_GIVEN TASK_
Where does the string "أنها" appear in the records? Copy every line that contains it.

· · · · · · ·

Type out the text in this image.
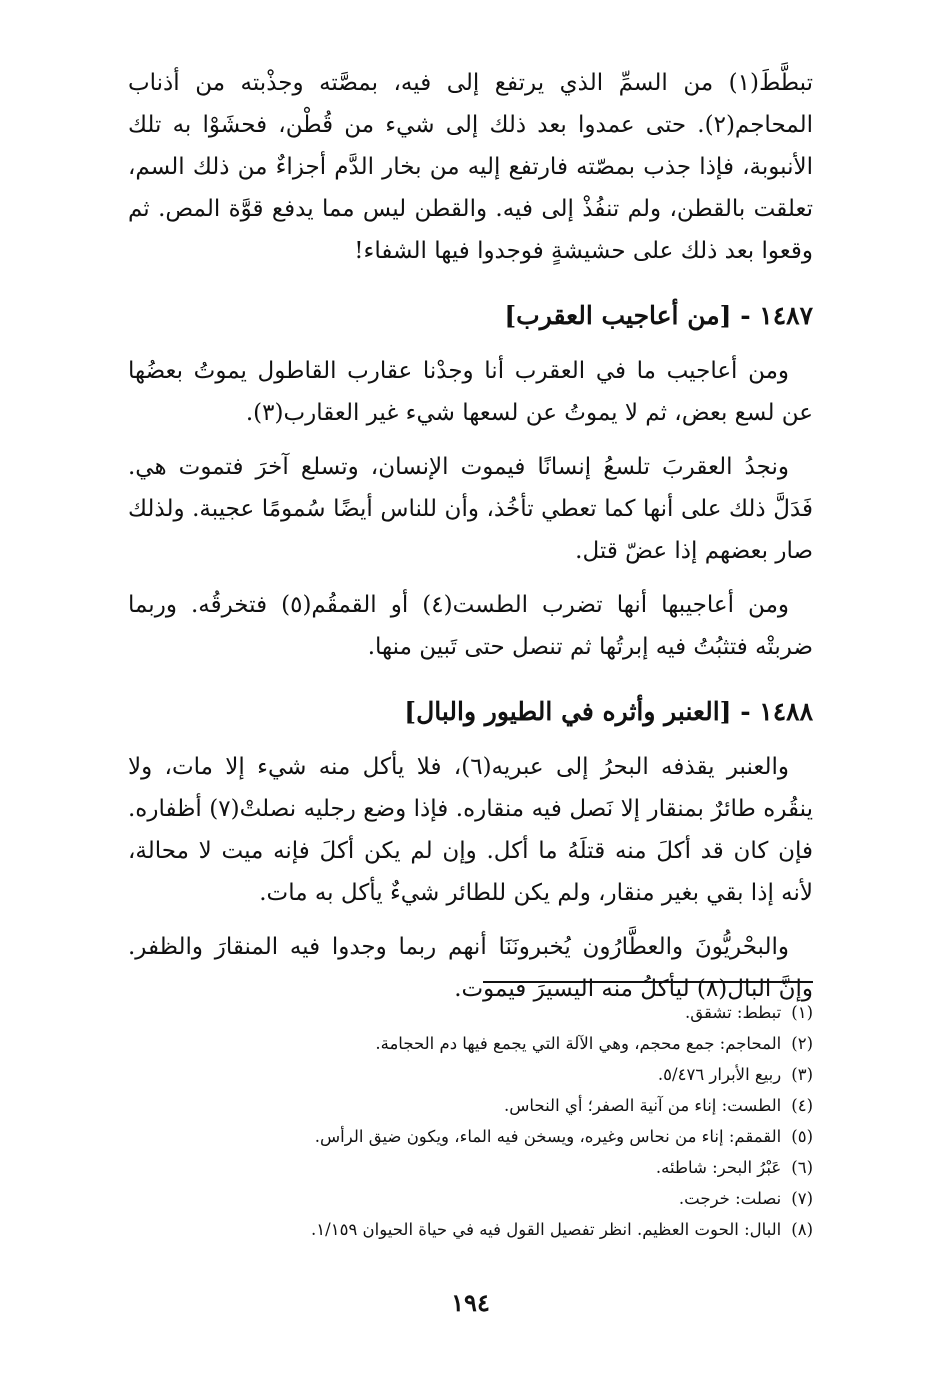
تبطَّطَ(١) من السمِّ الذي يرتفع إلى فيه، بمصَّته وجذْبته من أذناب المحاجم(٢). حتى عمدوا بعد ذلك إلى شيء من قُطْن، فحشَوْا به تلك الأنبوبة، فإذا جذب بمصّته فارتفع إليه من بخار الدَّم أجزاءٌ من ذلك السم، تعلقت بالقطن، ولم تنفُذْ إلى فيه. والقطن ليس مما يدفع قوَّة المص. ثم وقعوا بعد ذلك على حشيشةٍ فوجدوا فيها الشفاء!

١٤٨٧ - [من أعاجيب العقرب]

ومن أعاجيب ما في العقرب أنا وجدْنا عقارب القاطول يموتُ بعضُها عن لسع بعض، ثم لا يموتُ عن لسعها شيء غير العقارب(٣).

ونجدُ العقربَ تلسعُ إنسانًا فيموت الإنسان، وتسلع آخرَ فتموت هي. فَدَلَّ ذلك على أنها كما تعطي تأخُذ، وأن للناس أيضًا سُمومًا عجيبة. ولذلك صار بعضهم إذا عضّ قتل.

ومن أعاجيبها أنها تضرب الطست(٤) أو القمقُم(٥) فتخرقُه. وربما ضربتْه فتثبُتُ فيه إبرتُها ثم تنصل حتى تَبين منها.

١٤٨٨ - [العنبر وأثره في الطيور والبال]

والعنبر يقذفه البحرُ إلى عبريه(٦)، فلا يأكل منه شيء إلا مات، ولا ينقُره طائرٌ بمنقار إلا نَصل فيه منقاره. فإذا وضع رجليه نصلتْ(٧) أظفاره. فإن كان قد أكلَ منه قتلَهُ ما أكل. وإن لم يكن أكلَ فإنه ميت لا محالة، لأنه إذا بقي بغير منقار، ولم يكن للطائر شيءٌ يأكل به مات.

والبحْريُّونَ والعطَّارُون يُخبرونَنَا أنهم ربما وجدوا فيه المنقارَ والظفر. وإنَّ البال(٨) ليأكلُ منه اليسيرَ فيموت.

(١)تبطط: تشقق.
(٢)المحاجم: جمع محجم، وهي الآلة التي يجمع فيها دم الحجامة.
(٣)ربيع الأبرار ٥/٤٧٦.
(٤)الطست: إناء من آنية الصفر؛ أي النحاس.
(٥)القمقم: إناء من نحاس وغيره، ويسخن فيه الماء، ويكون ضيق الرأس.
(٦)عَبْرُ البحر: شاطئه.
(٧)نصلت: خرجت.
(٨)البال: الحوت العظيم. انظر تفصيل القول فيه في حياة الحيوان ١/١٥٩.
١٩٤
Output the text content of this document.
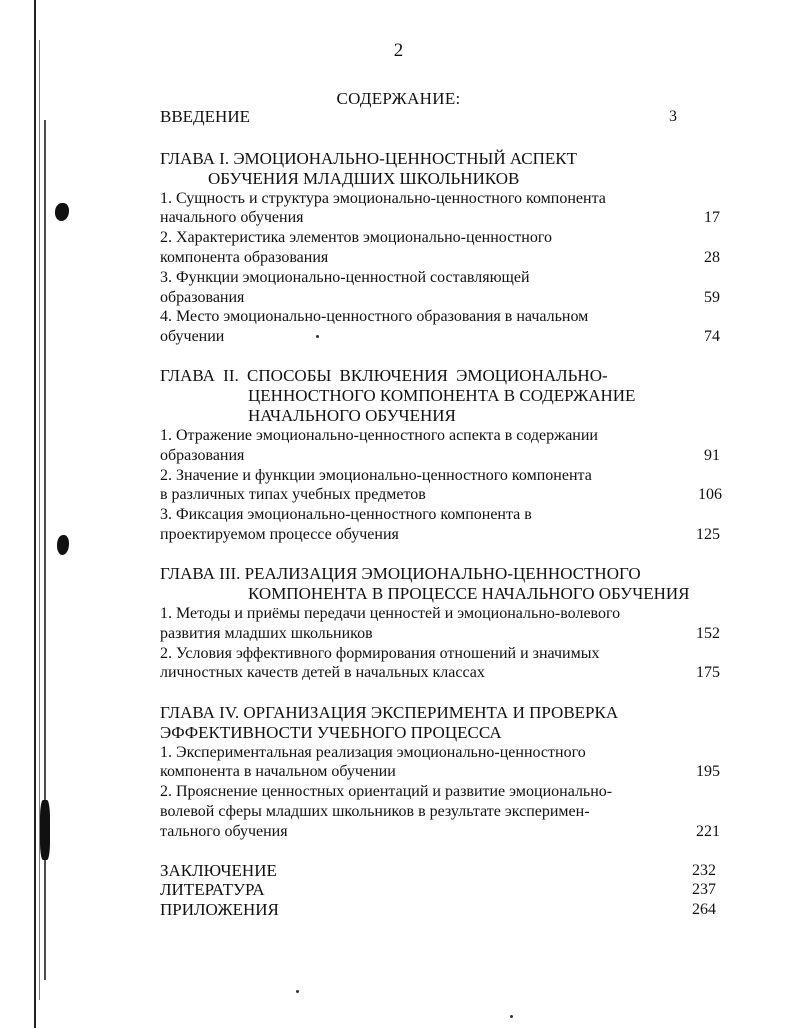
2
СОДЕРЖАНИЕ:
ВВЕДЕНИЕ	3
ГЛАВА I. ЭМОЦИОНАЛЬНО-ЦЕННОСТНЫЙ АСПЕКТ
ОБУЧЕНИЯ МЛАДШИХ ШКОЛЬНИКОВ
1. Сущность и структура эмоционально-ценностного компонента
начального обучения	17
2. Характеристика элементов эмоционально-ценностного
компонента образования	28
3. Функции эмоционально-ценностной составляющей
образования	59
4. Место эмоционально-ценностного образования в начальном
обучении	74
ГЛАВА II. СПОСОБЫ ВКЛЮЧЕНИЯ ЭМОЦИОНАЛЬНО-
ЦЕННОСТНОГО КОМПОНЕНТА В СОДЕРЖАНИЕ
НАЧАЛЬНОГО ОБУЧЕНИЯ
1. Отражение эмоционально-ценностного аспекта в содержании
образования	91
2. Значение и функции эмоционально-ценностного компонента
в различных типах учебных предметов	106
3. Фиксация эмоционально-ценностного компонента в
проектируемом процессе обучения	125
ГЛАВА III. РЕАЛИЗАЦИЯ ЭМОЦИОНАЛЬНО-ЦЕННОСТНОГО
КОМПОНЕНТА В ПРОЦЕССЕ НАЧАЛЬНОГО ОБУЧЕНИЯ
1. Методы и приёмы передачи ценностей и эмоционально-волевого
развития младших школьников	152
2. Условия эффективного формирования отношений и значимых
личностных качеств детей в начальных классах	175
ГЛАВА IV. ОРГАНИЗАЦИЯ ЭКСПЕРИМЕНТА И ПРОВЕРКА
ЭФФЕКТИВНОСТИ УЧЕБНОГО ПРОЦЕССА
1. Экспериментальная реализация эмоционально-ценностного
компонента в начальном обучении	195
2. Прояснение ценностных ориентаций и развитие эмоционально-
волевой сферы младших школьников в результате эксперимен-
тального обучения	221
ЗАКЛЮЧЕНИЕ	232
ЛИТЕРАТУРА	237
ПРИЛОЖЕНИЯ	264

· · · · · · ·

_FINISHED EXERCISE_
ونجدُ العقربَ تلسعُ إنسانًا فيموت الإنسان، وتسلع آخرَ فتموت هي. فَدَلَّ ذلك على أنها كما تعطي تأخُذ، وأن للناس أيضًا سُمومًا عجيبة. ولذلك صار بعضهم إذا عضّ قتل.
ومن أعاجيبها أنها تضرب الطست(٤) أو القمقُم(٥) فتخرقُه. وربما ضربتْه فتثبُتُ فيه إبرتُها ثم تنصل حتى تَبين منها.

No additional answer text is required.